## Given instruction:
Copy, from the entries below, each line where the word "mois" can be found.

## Material for this task:

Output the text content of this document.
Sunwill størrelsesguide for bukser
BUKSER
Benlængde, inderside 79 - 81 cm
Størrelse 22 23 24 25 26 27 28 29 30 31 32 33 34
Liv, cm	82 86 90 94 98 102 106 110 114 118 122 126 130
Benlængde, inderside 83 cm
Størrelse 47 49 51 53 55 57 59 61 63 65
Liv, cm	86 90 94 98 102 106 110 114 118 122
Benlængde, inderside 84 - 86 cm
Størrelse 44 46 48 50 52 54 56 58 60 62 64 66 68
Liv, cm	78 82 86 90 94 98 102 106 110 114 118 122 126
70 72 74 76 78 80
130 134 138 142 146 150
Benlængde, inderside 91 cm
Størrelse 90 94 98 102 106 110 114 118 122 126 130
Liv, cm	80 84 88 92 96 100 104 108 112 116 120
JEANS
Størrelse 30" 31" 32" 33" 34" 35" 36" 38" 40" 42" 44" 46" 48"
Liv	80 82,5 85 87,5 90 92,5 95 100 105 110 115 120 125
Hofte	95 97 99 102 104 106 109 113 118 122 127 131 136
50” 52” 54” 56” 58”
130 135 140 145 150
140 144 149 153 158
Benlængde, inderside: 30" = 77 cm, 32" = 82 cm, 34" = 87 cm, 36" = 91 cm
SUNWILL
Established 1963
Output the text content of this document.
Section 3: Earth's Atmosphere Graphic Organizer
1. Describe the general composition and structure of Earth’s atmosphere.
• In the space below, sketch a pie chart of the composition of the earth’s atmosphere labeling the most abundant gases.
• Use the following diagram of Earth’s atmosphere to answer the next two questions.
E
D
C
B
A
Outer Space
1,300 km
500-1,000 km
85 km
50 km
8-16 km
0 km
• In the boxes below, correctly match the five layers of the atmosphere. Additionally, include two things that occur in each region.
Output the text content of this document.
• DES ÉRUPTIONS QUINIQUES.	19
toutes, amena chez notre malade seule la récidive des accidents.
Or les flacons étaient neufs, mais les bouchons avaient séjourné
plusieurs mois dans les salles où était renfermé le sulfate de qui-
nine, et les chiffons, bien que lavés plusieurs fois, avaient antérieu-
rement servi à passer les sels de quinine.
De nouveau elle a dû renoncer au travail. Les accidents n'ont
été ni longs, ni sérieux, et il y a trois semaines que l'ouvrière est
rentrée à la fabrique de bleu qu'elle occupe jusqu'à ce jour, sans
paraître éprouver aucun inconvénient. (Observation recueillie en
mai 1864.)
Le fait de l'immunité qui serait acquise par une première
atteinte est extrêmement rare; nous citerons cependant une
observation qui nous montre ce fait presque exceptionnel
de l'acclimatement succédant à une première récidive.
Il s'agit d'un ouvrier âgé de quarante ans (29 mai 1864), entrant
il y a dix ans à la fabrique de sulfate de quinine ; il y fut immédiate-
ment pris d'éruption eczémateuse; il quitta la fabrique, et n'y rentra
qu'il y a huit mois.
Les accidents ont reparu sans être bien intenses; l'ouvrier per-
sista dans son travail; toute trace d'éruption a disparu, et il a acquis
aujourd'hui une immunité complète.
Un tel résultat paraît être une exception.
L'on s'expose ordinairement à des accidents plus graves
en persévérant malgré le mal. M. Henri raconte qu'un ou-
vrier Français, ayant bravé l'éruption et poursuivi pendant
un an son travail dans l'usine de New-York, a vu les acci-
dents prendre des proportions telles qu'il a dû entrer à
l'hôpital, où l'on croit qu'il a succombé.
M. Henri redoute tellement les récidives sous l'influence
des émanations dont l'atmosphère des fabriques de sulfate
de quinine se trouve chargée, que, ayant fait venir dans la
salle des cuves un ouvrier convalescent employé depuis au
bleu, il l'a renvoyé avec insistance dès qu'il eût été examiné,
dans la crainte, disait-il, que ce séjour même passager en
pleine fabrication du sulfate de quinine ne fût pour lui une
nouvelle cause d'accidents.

## Answer to the problem:
plusieurs mois dans les salles où était renfermé le sulfate de qui-
qu'il y a huit mois.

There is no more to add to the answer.